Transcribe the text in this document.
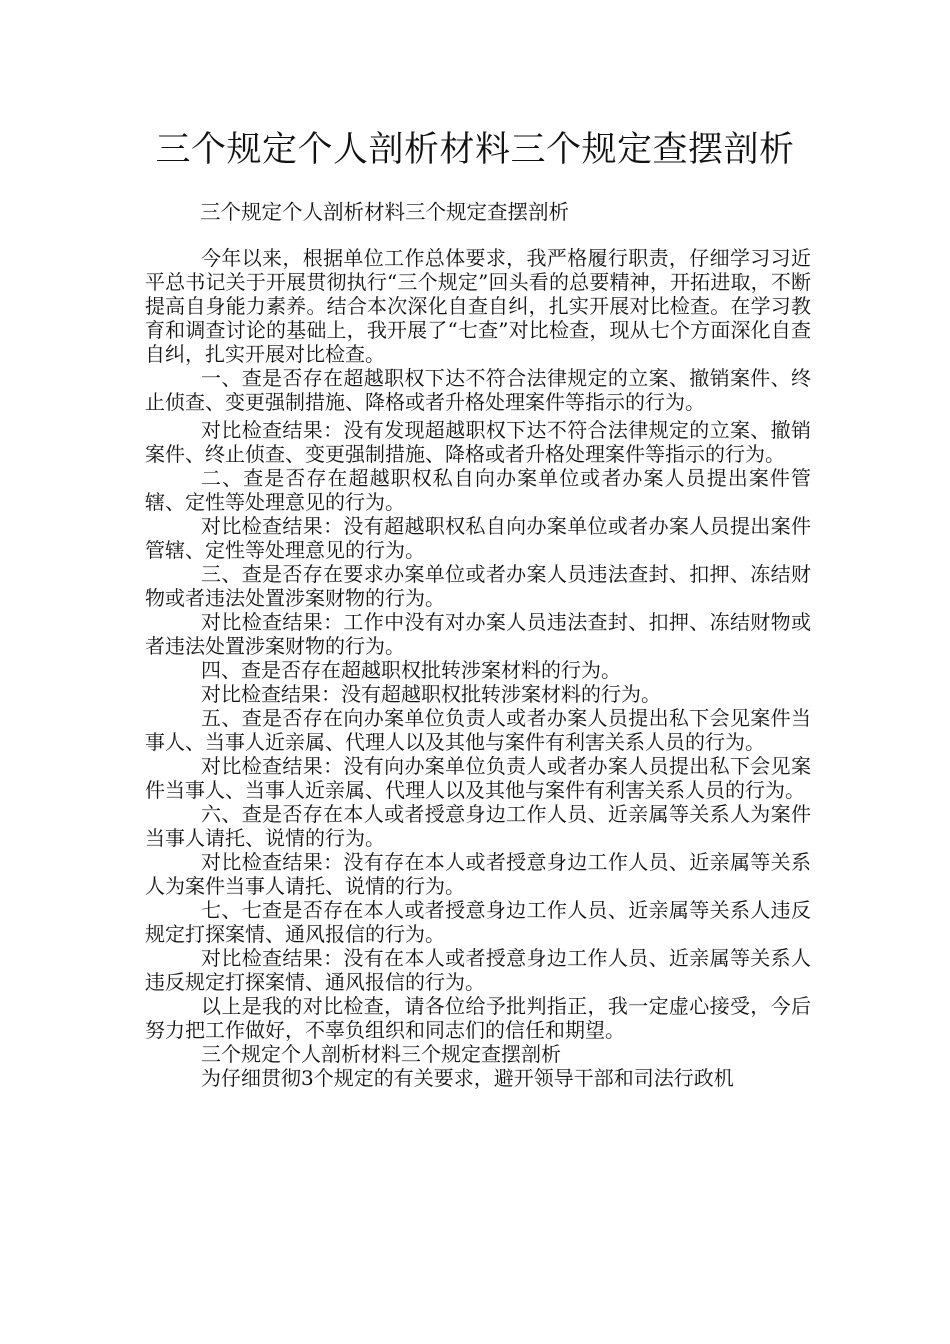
三个规定个人剖析材料三个规定查摆剖析
三个规定个人剖析材料三个规定查摆剖析

今年以来，根据单位工作总体要求，我严格履行职责，仔细学习习近平总书记关于开展贯彻执行“三个规定”回头看的总要精神，开拓进取，不断提高自身能力素养。结合本次深化自查自纠，扎实开展对比检查。在学习教育和调查讨论的基础上，我开展了“七查”对比检查，现从七个方面深化自查自纠，扎实开展对比检查。

一、查是否存在超越职权下达不符合法律规定的立案、撤销案件、终止侦查、变更强制措施、降格或者升格处理案件等指示的行为。

对比检查结果：没有发现超越职权下达不符合法律规定的立案、撤销案件、终止侦查、变更强制措施、降格或者升格处理案件等指示的行为。

二、查是否存在超越职权私自向办案单位或者办案人员提出案件管辖、定性等处理意见的行为。

对比检查结果：没有超越职权私自向办案单位或者办案人员提出案件管辖、定性等处理意见的行为。

三、查是否存在要求办案单位或者办案人员违法查封、扣押、冻结财物或者违法处置涉案财物的行为。

对比检查结果：工作中没有对办案人员违法查封、扣押、冻结财物或者违法处置涉案财物的行为。

四、查是否存在超越职权批转涉案材料的行为。

对比检查结果：没有超越职权批转涉案材料的行为。

五、查是否存在向办案单位负责人或者办案人员提出私下会见案件当事人、当事人近亲属、代理人以及其他与案件有利害关系人员的行为。

对比检查结果：没有向办案单位负责人或者办案人员提出私下会见案件当事人、当事人近亲属、代理人以及其他与案件有利害关系人员的行为。

六、查是否存在本人或者授意身边工作人员、近亲属等关系人为案件当事人请托、说情的行为。

对比检查结果：没有存在本人或者授意身边工作人员、近亲属等关系人为案件当事人请托、说情的行为。

七、七查是否存在本人或者授意身边工作人员、近亲属等关系人违反规定打探案情、通风报信的行为。

对比检查结果：没有在本人或者授意身边工作人员、近亲属等关系人违反规定打探案情、通风报信的行为。

以上是我的对比检查，请各位给予批判指正，我一定虚心接受，今后努力把工作做好，不辜负组织和同志们的信任和期望。

三个规定个人剖析材料三个规定查摆剖析

为仔细贯彻3个规定的有关要求，避开领导干部和司法行政机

**Task goal**
Find and copy every line in the entries above where the string "说情的行为" occurs.

**Task answer**
六、查是否存在本人或者授意身边工作人员、近亲属等关系人为案件当事人请托、说情的行为。
对比检查结果：没有存在本人或者授意身边工作人员、近亲属等关系人为案件当事人请托、说情的行为。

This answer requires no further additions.